» **TASK INSTRUCTIONS**: Lines containing the word "Gelony" need to be counted. Please reply with how many there are, and nothing else.

» **MATERIALS PROVIDED**:
════════

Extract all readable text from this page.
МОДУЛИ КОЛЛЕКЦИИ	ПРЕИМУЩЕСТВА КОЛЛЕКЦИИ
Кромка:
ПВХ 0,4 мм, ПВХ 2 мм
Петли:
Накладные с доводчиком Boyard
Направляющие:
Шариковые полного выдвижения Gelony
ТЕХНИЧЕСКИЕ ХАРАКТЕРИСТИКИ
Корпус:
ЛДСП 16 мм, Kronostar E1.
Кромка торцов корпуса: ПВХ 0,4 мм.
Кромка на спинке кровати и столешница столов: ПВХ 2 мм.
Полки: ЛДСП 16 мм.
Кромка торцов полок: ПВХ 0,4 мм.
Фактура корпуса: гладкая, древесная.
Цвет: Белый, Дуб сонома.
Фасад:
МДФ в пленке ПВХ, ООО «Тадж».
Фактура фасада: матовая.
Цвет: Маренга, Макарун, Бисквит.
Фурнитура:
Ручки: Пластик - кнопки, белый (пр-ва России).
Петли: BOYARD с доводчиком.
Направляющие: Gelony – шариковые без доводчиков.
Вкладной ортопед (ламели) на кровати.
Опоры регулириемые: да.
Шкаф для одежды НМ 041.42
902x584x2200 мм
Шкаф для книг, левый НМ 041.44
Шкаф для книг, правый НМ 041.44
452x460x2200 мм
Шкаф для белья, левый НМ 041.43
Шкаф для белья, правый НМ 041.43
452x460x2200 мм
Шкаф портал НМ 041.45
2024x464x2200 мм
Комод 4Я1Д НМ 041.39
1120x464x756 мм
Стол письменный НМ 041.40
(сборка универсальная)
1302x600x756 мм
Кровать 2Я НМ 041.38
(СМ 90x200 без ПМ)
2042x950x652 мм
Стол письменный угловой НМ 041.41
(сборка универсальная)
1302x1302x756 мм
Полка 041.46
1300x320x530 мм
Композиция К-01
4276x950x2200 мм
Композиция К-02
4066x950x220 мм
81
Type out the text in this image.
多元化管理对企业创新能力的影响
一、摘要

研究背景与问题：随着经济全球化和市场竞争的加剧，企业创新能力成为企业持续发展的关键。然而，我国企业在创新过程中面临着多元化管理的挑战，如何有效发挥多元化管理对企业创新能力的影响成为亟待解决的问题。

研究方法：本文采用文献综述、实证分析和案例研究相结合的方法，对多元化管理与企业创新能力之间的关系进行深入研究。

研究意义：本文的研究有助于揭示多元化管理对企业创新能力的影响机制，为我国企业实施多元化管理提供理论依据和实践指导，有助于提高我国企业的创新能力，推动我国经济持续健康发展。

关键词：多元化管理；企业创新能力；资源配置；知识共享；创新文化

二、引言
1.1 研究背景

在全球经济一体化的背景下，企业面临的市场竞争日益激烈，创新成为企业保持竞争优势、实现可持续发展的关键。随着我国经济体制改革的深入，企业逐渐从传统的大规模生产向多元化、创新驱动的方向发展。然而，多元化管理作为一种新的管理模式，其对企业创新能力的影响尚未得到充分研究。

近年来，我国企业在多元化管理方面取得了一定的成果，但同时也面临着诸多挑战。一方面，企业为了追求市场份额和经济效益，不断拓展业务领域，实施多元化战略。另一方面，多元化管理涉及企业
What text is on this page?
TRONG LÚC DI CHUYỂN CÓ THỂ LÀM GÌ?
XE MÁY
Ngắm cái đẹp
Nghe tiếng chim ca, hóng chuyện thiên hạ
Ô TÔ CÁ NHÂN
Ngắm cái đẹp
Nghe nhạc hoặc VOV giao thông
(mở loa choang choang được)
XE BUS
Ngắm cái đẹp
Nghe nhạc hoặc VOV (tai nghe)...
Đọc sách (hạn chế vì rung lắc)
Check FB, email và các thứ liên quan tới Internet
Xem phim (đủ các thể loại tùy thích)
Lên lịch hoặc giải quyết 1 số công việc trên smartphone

════════

» **TASK SOLUTION**: 2